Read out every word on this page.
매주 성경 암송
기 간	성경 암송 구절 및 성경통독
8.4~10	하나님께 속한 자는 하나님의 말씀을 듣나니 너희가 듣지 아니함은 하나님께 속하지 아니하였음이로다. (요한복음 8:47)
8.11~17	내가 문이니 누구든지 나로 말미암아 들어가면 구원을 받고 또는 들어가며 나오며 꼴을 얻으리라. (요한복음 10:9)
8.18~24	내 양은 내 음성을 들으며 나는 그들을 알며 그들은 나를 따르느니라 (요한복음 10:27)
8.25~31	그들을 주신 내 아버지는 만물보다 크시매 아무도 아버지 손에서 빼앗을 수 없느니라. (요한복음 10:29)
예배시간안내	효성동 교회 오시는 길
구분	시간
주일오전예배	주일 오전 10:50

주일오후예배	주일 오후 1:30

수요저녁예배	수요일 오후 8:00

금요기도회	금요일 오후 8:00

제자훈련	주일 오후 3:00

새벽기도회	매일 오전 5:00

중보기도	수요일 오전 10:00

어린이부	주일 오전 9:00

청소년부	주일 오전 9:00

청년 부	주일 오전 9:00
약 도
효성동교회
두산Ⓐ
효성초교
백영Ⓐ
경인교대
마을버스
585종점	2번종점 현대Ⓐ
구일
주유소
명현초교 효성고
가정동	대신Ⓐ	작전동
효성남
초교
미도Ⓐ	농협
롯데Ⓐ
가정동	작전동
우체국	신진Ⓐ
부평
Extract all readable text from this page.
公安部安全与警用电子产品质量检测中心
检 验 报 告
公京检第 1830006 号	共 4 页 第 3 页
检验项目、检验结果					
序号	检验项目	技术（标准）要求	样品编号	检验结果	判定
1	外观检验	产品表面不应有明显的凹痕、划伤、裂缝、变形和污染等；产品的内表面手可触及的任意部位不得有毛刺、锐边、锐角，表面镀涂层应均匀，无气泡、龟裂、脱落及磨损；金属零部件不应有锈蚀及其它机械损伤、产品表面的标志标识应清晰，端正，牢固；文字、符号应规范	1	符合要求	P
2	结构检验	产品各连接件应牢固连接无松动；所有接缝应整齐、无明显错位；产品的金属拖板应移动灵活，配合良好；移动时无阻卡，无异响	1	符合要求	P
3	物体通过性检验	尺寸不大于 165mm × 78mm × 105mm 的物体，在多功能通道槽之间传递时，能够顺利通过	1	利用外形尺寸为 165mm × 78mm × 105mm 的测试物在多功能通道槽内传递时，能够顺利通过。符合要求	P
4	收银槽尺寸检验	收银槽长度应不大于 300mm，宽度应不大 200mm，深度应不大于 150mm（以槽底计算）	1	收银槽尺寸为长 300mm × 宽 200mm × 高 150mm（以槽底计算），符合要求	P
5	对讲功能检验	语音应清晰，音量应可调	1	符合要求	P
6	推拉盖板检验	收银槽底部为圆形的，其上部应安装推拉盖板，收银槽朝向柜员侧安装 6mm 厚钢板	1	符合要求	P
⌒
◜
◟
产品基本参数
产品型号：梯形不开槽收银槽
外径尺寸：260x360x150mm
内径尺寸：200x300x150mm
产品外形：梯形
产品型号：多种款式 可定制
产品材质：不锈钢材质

DESCRIPTION OF THE TASK →
Copy all lines above containing the string "요한복음".

REPLY →
8.4~10	하나님께 속한 자는 하나님의 말씀을 듣나니 너희가 듣지 아니함은 하나님께 속하지 아니하였음이로다. (요한복음 8:47)
8.11~17	내가 문이니 누구든지 나로 말미암아 들어가면 구원을 받고 또는 들어가며 나오며 꼴을 얻으리라. (요한복음 10:9)
8.18~24	내 양은 내 음성을 들으며 나는 그들을 알며 그들은 나를 따르느니라 (요한복음 10:27)
8.25~31	그들을 주신 내 아버지는 만물보다 크시매 아무도 아버지 손에서 빼앗을 수 없느니라. (요한복음 10:29)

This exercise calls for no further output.